• Excerpt to read:
※

[prev in list] [next in list] [prev in thread] [next in thread] 

List:       lucene-user
Subject:    Re: Reindexing leaving behind 0 live doc segments
From:       Uwe Schindler <uwe () thetaphi ! de>
Date:       2023-09-13 21:38:25
Message-ID: e0d2900d-5d8f-13a8-aad7-e90fa2f30e4f () thetaphi ! de
[Download RAW message or body]

It looks like your code has a leak and does not close all 
IndexReaders/Writers that you use during your custom code in Solr. It is 
impossible to review this from outside.

You shuld use the Solr provided SolrIndexWriter and SolrIndexSearcher to 
do your custom stuff and let Solr manage them.

Uwe

Am 10.09.2023 um 04:09 schrieb Rahul Goswami:
> Uwe,
> Thanks for the response. I have openSearcher=false in autoCommit, but I do
> have an autoSoftCommit interval of 5 minutes configured as well which
> should open a searcher.
> In vanilla Solr, without my code, I see that if I completely reindex all
> documents in a segment (via a client call), the segment does get deleted
> after the soft commit interval. However if I process the segments as per
> Approach-1 in my original email, I see that the 0 doc 7.x segment stays
> even after the process finishes, i.e even after I exit the
> try-with-resources block.  Note that my index is a mix of 7.x and 8.x
> segments and I am only reindexing 7.x segments by preventing them from
> participating in merge via a custom MergePolicy.
> Additionally as mentioned, Solr provides a handler (<core>/admin/segments)
> which does what Luke does and it shows that by the end of the process there
> are no more 7.x segments as referenced by the segments_x file. But for some
> reason the physical 7.x segment files continue to stay behind until I
> restart Solr.

※

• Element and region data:
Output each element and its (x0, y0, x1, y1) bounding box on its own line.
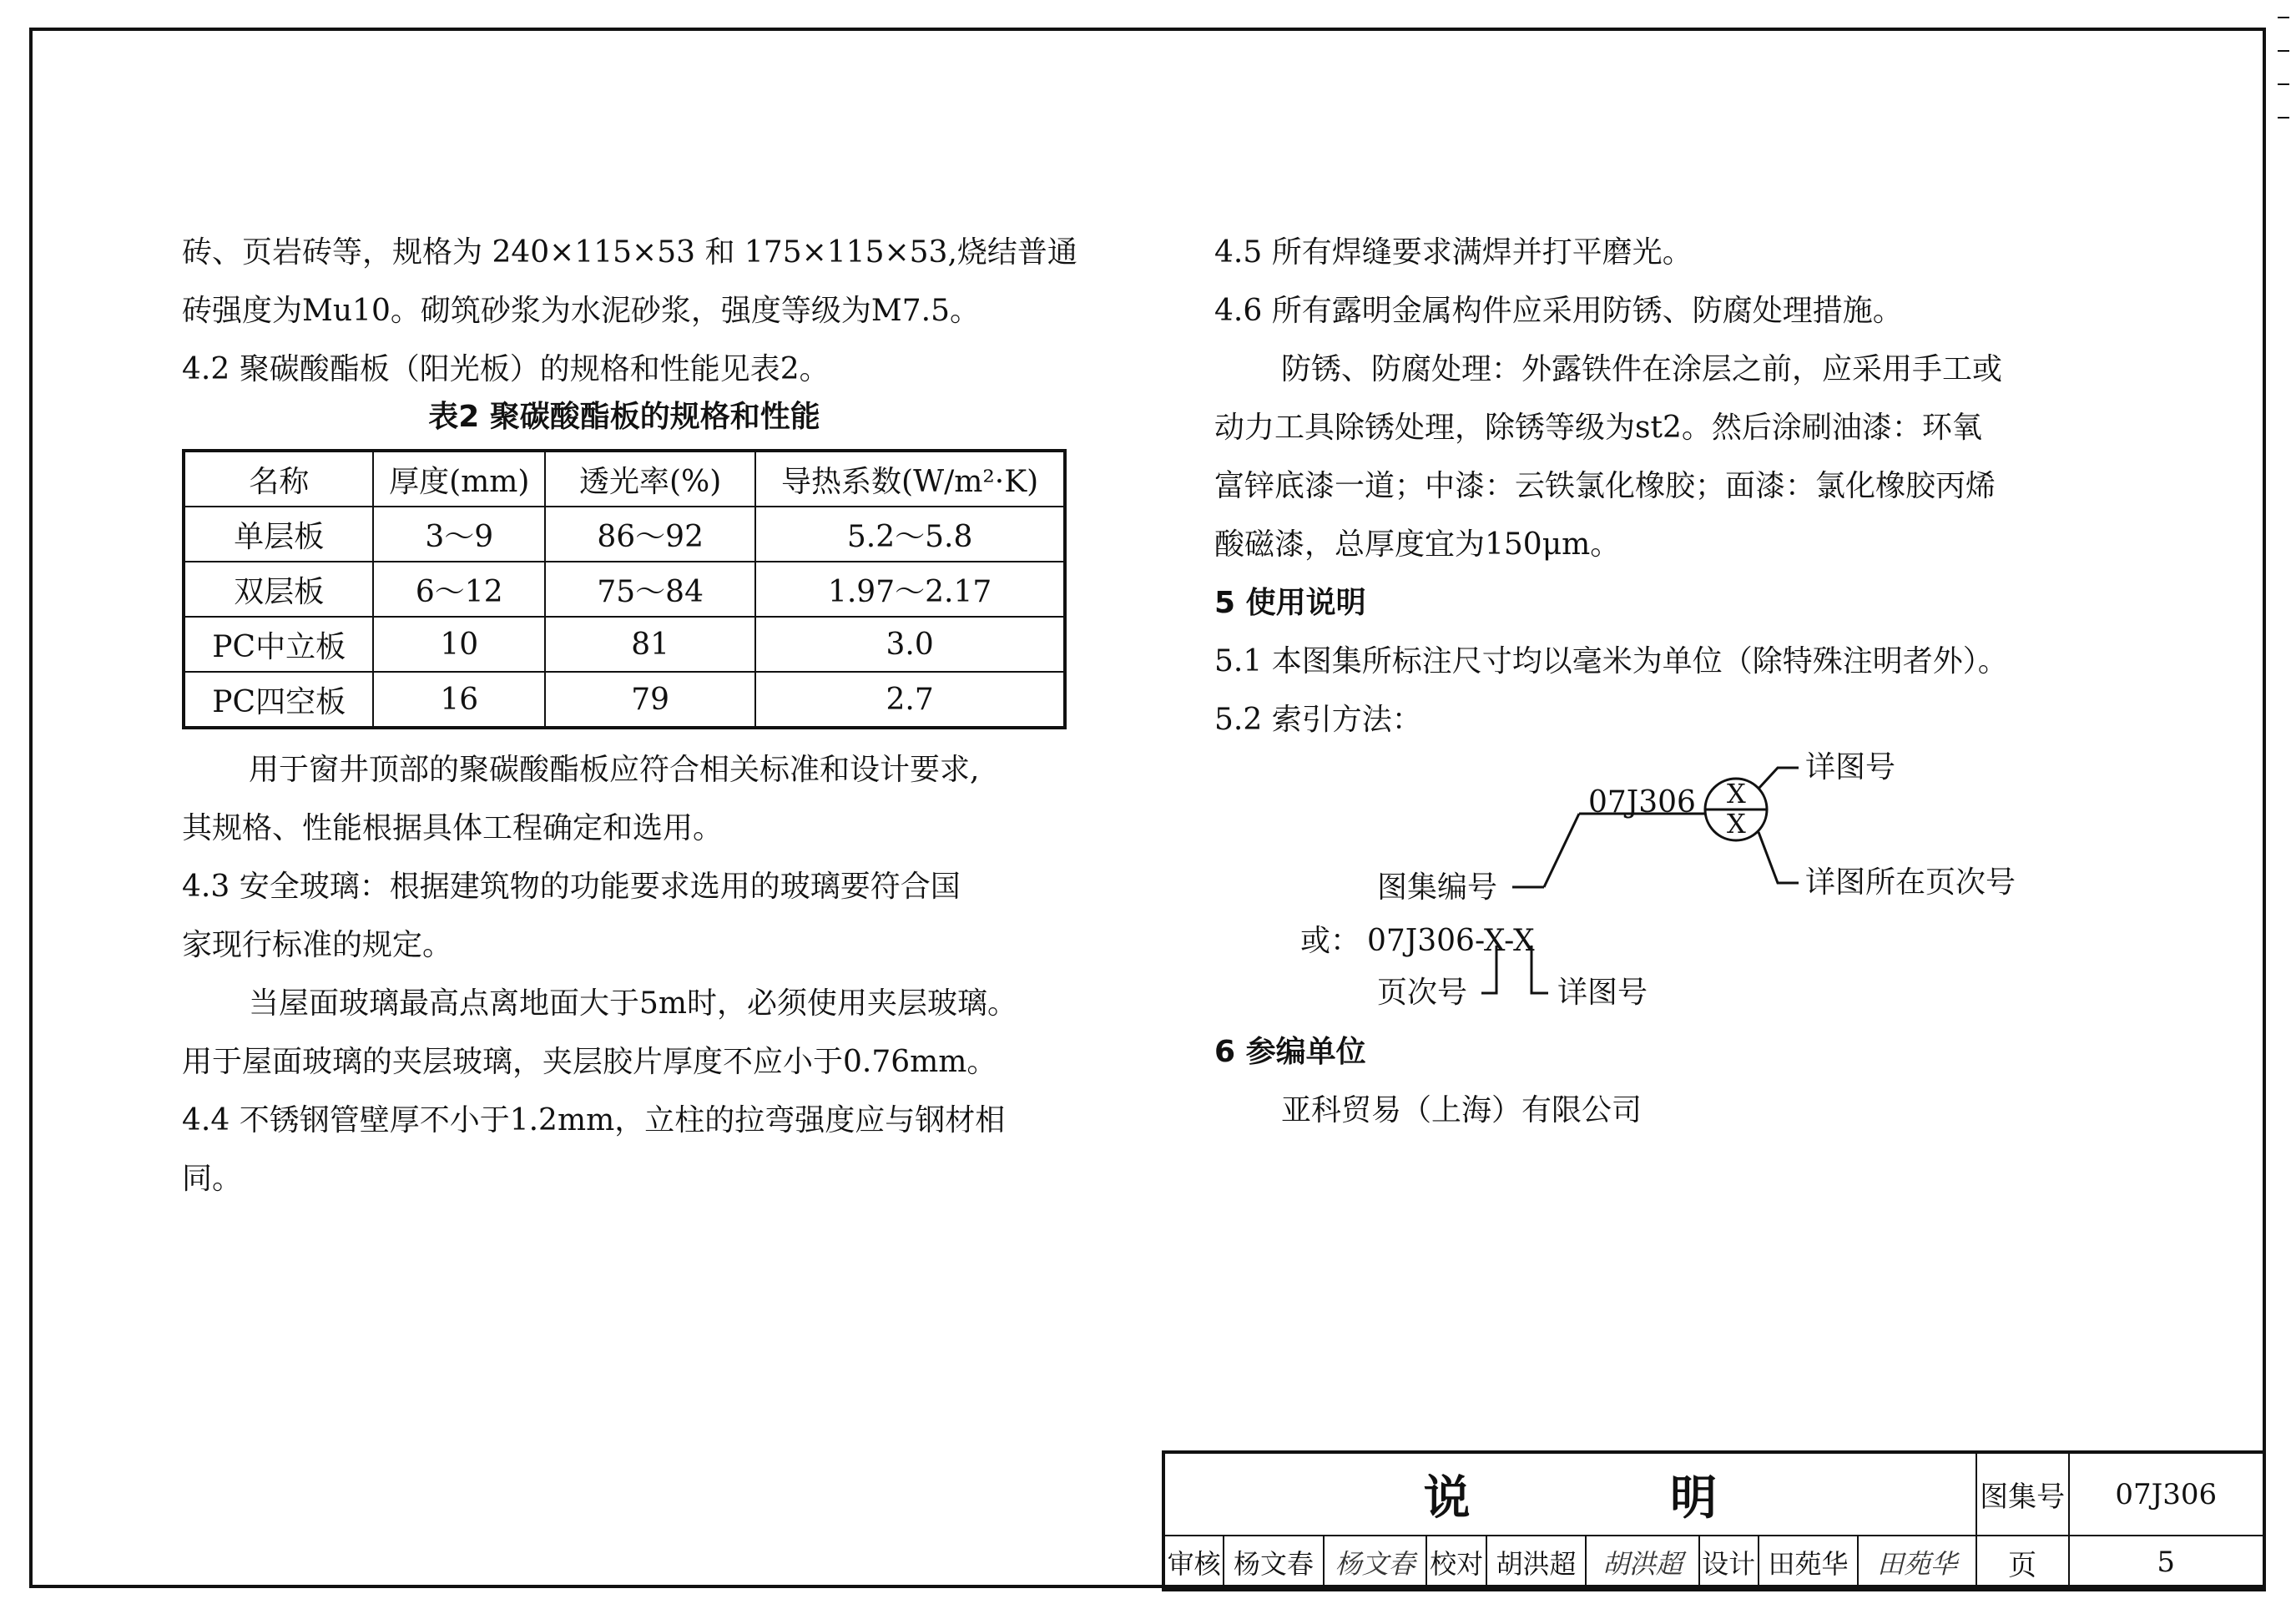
page-number-label: 页次号 (1377, 976, 1468, 1010)
paragraph: 富锌底漆一道；中漆：云铁氯化橡胶；面漆：氯化橡胶丙烯 (1214, 469, 1996, 503)
table-cell: 1.97～2.17 (755, 562, 1065, 617)
table-cell: 81 (545, 617, 755, 672)
table-cell: 5.2～5.8 (755, 507, 1065, 562)
circle-bottom-text: X (1727, 808, 1746, 840)
table-cell: 16 (373, 672, 545, 728)
check-name: 胡洪超 (1486, 1536, 1586, 1590)
atlas-value: 07J306 (2069, 1452, 2265, 1536)
table-cell: PC四空板 (184, 672, 373, 728)
table-cell: PC中立板 (184, 617, 373, 672)
title-block (1162, 1450, 2266, 1591)
detail-number-label: 详图号 (1805, 750, 1896, 784)
table-cell: 75～84 (545, 562, 755, 617)
table-cell: 10 (373, 617, 545, 672)
header-cell: 透光率(%) (545, 451, 755, 507)
paragraph: 当屋面玻璃最高点离地面大于5m时，必须使用夹层玻璃。 (249, 986, 1018, 1021)
table-cell: 86～92 (545, 507, 755, 562)
paragraph: 5.1 本图集所标注尺寸均以毫米为单位（除特殊注明者外）。 (1214, 644, 2008, 678)
atlas-code-label: 07J306 (1588, 785, 1696, 820)
paragraph: 4.2 聚碳酸酯板（阳光板）的规格和性能见表2。 (182, 352, 830, 386)
atlas-label: 图集号 (1976, 1452, 2069, 1536)
review-signature: 杨文春 (1324, 1536, 1427, 1590)
design-signature: 田苑华 (1858, 1536, 1976, 1590)
check-signature: 胡洪超 (1586, 1536, 1698, 1590)
paragraph: 用于屋面玻璃的夹层玻璃，夹层胶片厚度不应小于0.76mm。 (182, 1045, 997, 1079)
header-cell: 导热系数(W/m²·K) (755, 451, 1065, 507)
atlas-number-label: 图集编号 (1377, 870, 1498, 905)
right-column-bottom (1214, 1023, 2157, 1140)
table-caption: 表2 聚碳酸酯板的规格和性能 (428, 400, 820, 434)
leader-line (1759, 768, 1799, 789)
paragraph: 防锈、防腐处理：外露铁件在涂层之前，应采用手工或 (1281, 352, 2003, 386)
leader-line (1759, 832, 1799, 883)
review-name: 杨文春 (1224, 1536, 1323, 1590)
paragraph: 砖、页岩砖等，规格为 240×115×53 和 175×115×53,烧结普通 (182, 235, 1077, 270)
paragraph: 4.6 所有露明金属构件应采用防锈、防腐处理措施。 (1214, 294, 1903, 328)
section-heading: 5 使用说明 (1214, 586, 1366, 620)
drawing-title: 说 明 (1163, 1452, 1976, 1536)
paragraph: 用于窗井顶部的聚碳酸酯板应符合相关标准和设计要求, (249, 753, 980, 787)
paragraph: 酸磁漆，总厚度宜为150μm。 (1214, 527, 1621, 562)
table-cell: 3.0 (755, 617, 1065, 672)
paragraph: 同。 (182, 1162, 243, 1196)
paragraph: 亚科贸易（上海）有限公司 (1281, 1093, 1643, 1127)
section-heading: 6 参编单位 (1214, 1035, 1366, 1069)
header-cell: 名称 (184, 451, 373, 507)
table-cell: 2.7 (755, 672, 1065, 728)
paragraph: 动力工具除锈处理，除锈等级为st2。然后涂刷油漆：环氧 (1214, 411, 1982, 445)
circle-top-text: X (1727, 778, 1746, 810)
paragraph: 4.5 所有焊缝要求满焊并打平磨光。 (1214, 235, 1693, 270)
page-label: 页 (1976, 1536, 2069, 1590)
table-cell: 79 (545, 672, 755, 728)
alt-index-code: 07J306-X-X (1367, 924, 1535, 958)
paragraph: 家现行标准的规定。 (182, 928, 453, 962)
page-value: 5 (2069, 1536, 2265, 1590)
table-cell: 3～9 (373, 507, 545, 562)
design-name: 田苑华 (1759, 1536, 1858, 1590)
or-prefix: 或： (1300, 924, 1361, 958)
table-cell: 6～12 (373, 562, 545, 617)
paragraph: 4.4 不锈钢管壁厚不小于1.2mm，立柱的拉弯强度应与钢材相 (182, 1103, 1006, 1137)
paragraph: 其规格、性能根据具体工程确定和选用。 (182, 811, 724, 845)
paragraph: 砖强度为Mu10。砌筑砂浆为水泥砂浆，强度等级为M7.5。 (182, 294, 980, 328)
detail-page-label: 详图所在页次号 (1805, 865, 2016, 900)
design-label: 设计 (1699, 1536, 1759, 1590)
review-label: 审核 (1163, 1536, 1224, 1590)
detail-number-label-2: 详图号 (1557, 976, 1648, 1010)
header-cell: 厚度(mm) (373, 451, 545, 507)
paragraph: 5.2 索引方法： (1214, 703, 1422, 737)
paragraph: 4.3 安全玻璃：根据建筑物的功能要求选用的玻璃要符合国 (182, 870, 961, 904)
table-cell: 单层板 (184, 507, 373, 562)
check-label: 校对 (1426, 1536, 1486, 1590)
table-cell: 双层板 (184, 562, 373, 617)
leader-line (1544, 814, 1579, 887)
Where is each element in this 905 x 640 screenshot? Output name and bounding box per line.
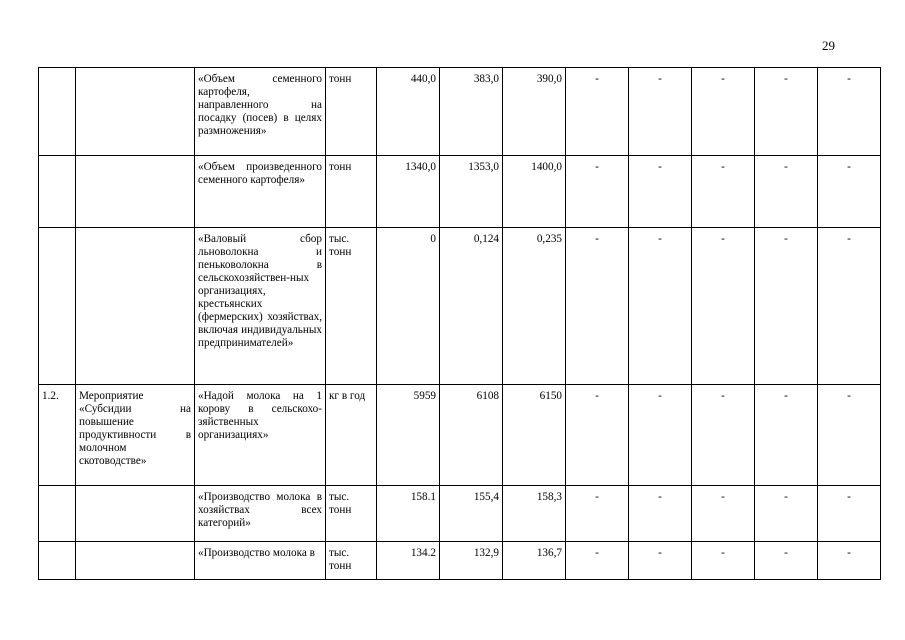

※

• Task list:
#1 Answer these questions about the reindexing thread:
(a) Which two Solr-provided classes does the reply recommend using for the custom work?
(b) What autoSoftCommit interval is configured?
(c) Which Solr handler is said to do what Luke does?
#2 Can you extend the reindexing thread, starting after its final sentence?

• Responses to the exercise:
#1
(a) SolrIndexWriter and SolrIndexSearcher
(b) 5 minutes
(c) <core>/admin/segments

#2
>
> Thanks,
> Rahul
>
> On Mon, Sep 4, 2023 at 7:18 AM Uwe Schindler <uwe@thetaphi.de> wrote:
>
>> Hi,
>>
>> in Solr the empty segment keeps open as long as there is a Searcher
>> still open. At some point the empty segment (100% deletions) will be
>> deleted, but you have to wait until SolIndexSearcher has restarted.
>> Maybe check your solrconfig.xml and check if openSearcher is enabled
>> after autoSoftCommit:
>>
>> https://solr.apache.org/guide/solr/latest/configuration-guide/commits-transaction-logs.html
>>
>> Uwe
>>
>> Am 31.08.2023 um 21:35 schrieb Rahul Goswami:
>>> Stefan, Mike,
>>> Appreciate your responses! I spent some time analyzing your inputs and
>>> going further down the rabbit hole.
>>>
>>> Stefan,
>>> I looked at the IndexRearranger code you referenced where it tries to
>> drop
>>> the segment. I see that it eventually gets handled via
>>> IndexFileDeleter.checkpoint() through file refCounts (=0 for deletion
>>> criteria). The same method also gets called as part of
>> IndexWrtier.commit()
>>> flow (Inside finishCommit()). So in an ideal scenario a commit should
>> have
>>> taken care of dropping the segment files. So that tells me the refCounts
>>> for the files are not getting set to 0. I have a fair suspicion the
>>> reindexing process running on the same index inside the same JVM has to
>> do
>>> something with it.
>>>
>>> Mike,
>>> Thanks for the caution on Approach 2 ...good to at least be able to
>>> continue on one train of thought. As mentioned in my response to Stefan,
>>> the reindexing is going on *inside* of the Solr JVM as an asynchronous
>>> thread and not as a separate process. So I believe the open reader you
>> are
>>> alluding to might be the one I am opening to through
>> DirectoryReader.open()
>>> (?) . However, looking at the code, I am seeing IndexFileDeleter.incRef()
>>> only on the files in SegmentCommitInfos.
>>>
>>> Does an incRef() also happen when an IndexReader is opened ?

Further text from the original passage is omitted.